■ **Short problem**: Your task is to repeat the entries word for word while leaving out the pictures.

--- Data lines ---

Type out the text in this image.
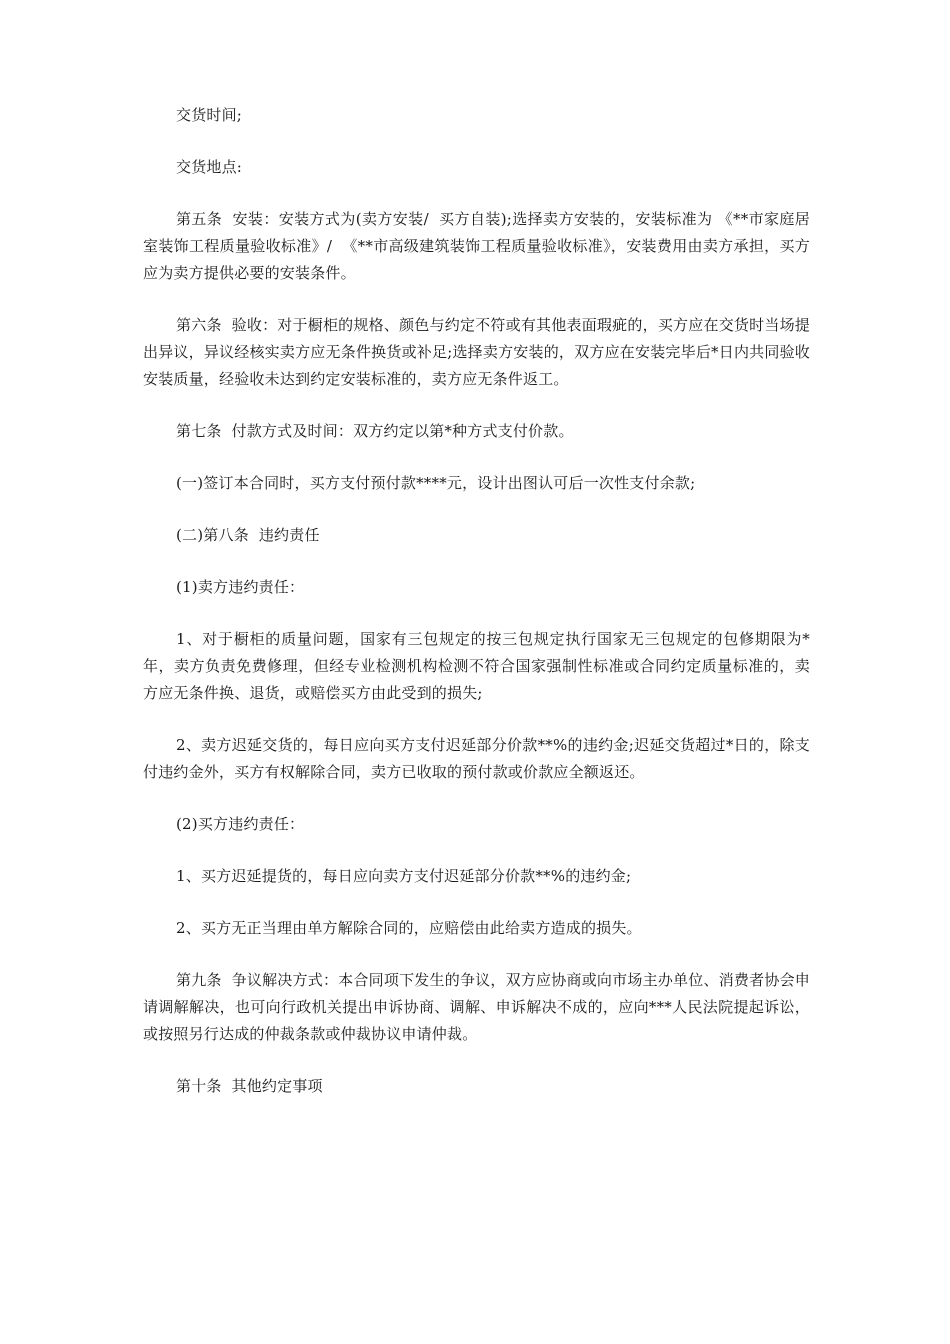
交货时间;

交货地点:

第五条  安装：安装方式为(卖方安装/  买方自装);选择卖方安装的，安装标准为 《**市家庭居室装饰工程质量验收标准》/  《**市高级建筑装饰工程质量验收标准》，安装费用由卖方承担，买方应为卖方提供必要的安装条件。

第六条  验收：对于橱柜的规格、颜色与约定不符或有其他表面瑕疵的，买方应在交货时当场提出异议，异议经核实卖方应无条件换货或补足;选择卖方安装的，双方应在安装完毕后*日内共同验收安装质量，经验收未达到约定安装标准的，卖方应无条件返工。

第七条  付款方式及时间：双方约定以第*种方式支付价款。

(一)签订本合同时，买方支付预付款****元，设计出图认可后一次性支付余款;

(二)第八条  违约责任

(1)卖方违约责任：

1、对于橱柜的质量问题，国家有三包规定的按三包规定执行国家无三包规定的包修期限为*年，卖方负责免费修理，但经专业检测机构检测不符合国家强制性标准或合同约定质量标准的，卖方应无条件换、退货，或赔偿买方由此受到的损失;

2、卖方迟延交货的，每日应向买方支付迟延部分价款**%的违约金;迟延交货超过*日的，除支付违约金外，买方有权解除合同，卖方已收取的预付款或价款应全额返还。

(2)买方违约责任：

1、买方迟延提货的，每日应向卖方支付迟延部分价款**%的违约金;

2、买方无正当理由单方解除合同的，应赔偿由此给卖方造成的损失。

第九条  争议解决方式：本合同项下发生的争议，双方应协商或向市场主办单位、消费者协会申请调解解决，也可向行政机关提出申诉协商、调解、申诉解决不成的，应向***人民法院提起诉讼，或按照另行达成的仲裁条款或仲裁协议申请仲裁。

第十条  其他约定事项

---

■ **Solution to this exercise**:
Type out the text in this image.
交货时间;

交货地点:

第五条  安装：安装方式为(卖方安装/  买方自装);选择卖方安装的，安装标准为 《**市家庭居室装饰工程质量验收标准》/  《**市高级建筑装饰工程质量验收标准》，安装费用由卖方承担，买方应为卖方提供必要的安装条件。

第六条  验收：对于橱柜的规格、颜色与约定不符或有其他表面瑕疵的，买方应在交货时当场提出异议，异议经核实卖方应无条件换货或补足;选择卖方安装的，双方应在安装完毕后*日内共同验收安装质量，经验收未达到约定安装标准的，卖方应无条件返工。

第七条  付款方式及时间：双方约定以第*种方式支付价款。

(一)签订本合同时，买方支付预付款****元，设计出图认可后一次性支付余款;

(二)第八条  违约责任

(1)卖方违约责任：

1、对于橱柜的质量问题，国家有三包规定的按三包规定执行国家无三包规定的包修期限为*年，卖方负责免费修理，但经专业检测机构检测不符合国家强制性标准或合同约定质量标准的，卖方应无条件换、退货，或赔偿买方由此受到的损失;

2、卖方迟延交货的，每日应向买方支付迟延部分价款**%的违约金;迟延交货超过*日的，除支付违约金外，买方有权解除合同，卖方已收取的预付款或价款应全额返还。

(2)买方违约责任：

1、买方迟延提货的，每日应向卖方支付迟延部分价款**%的违约金;

2、买方无正当理由单方解除合同的，应赔偿由此给卖方造成的损失。

第九条  争议解决方式：本合同项下发生的争议，双方应协商或向市场主办单位、消费者协会申请调解解决，也可向行政机关提出申诉协商、调解、申诉解决不成的，应向***人民法院提起诉讼，或按照另行达成的仲裁条款或仲裁协议申请仲裁。

第十条  其他约定事项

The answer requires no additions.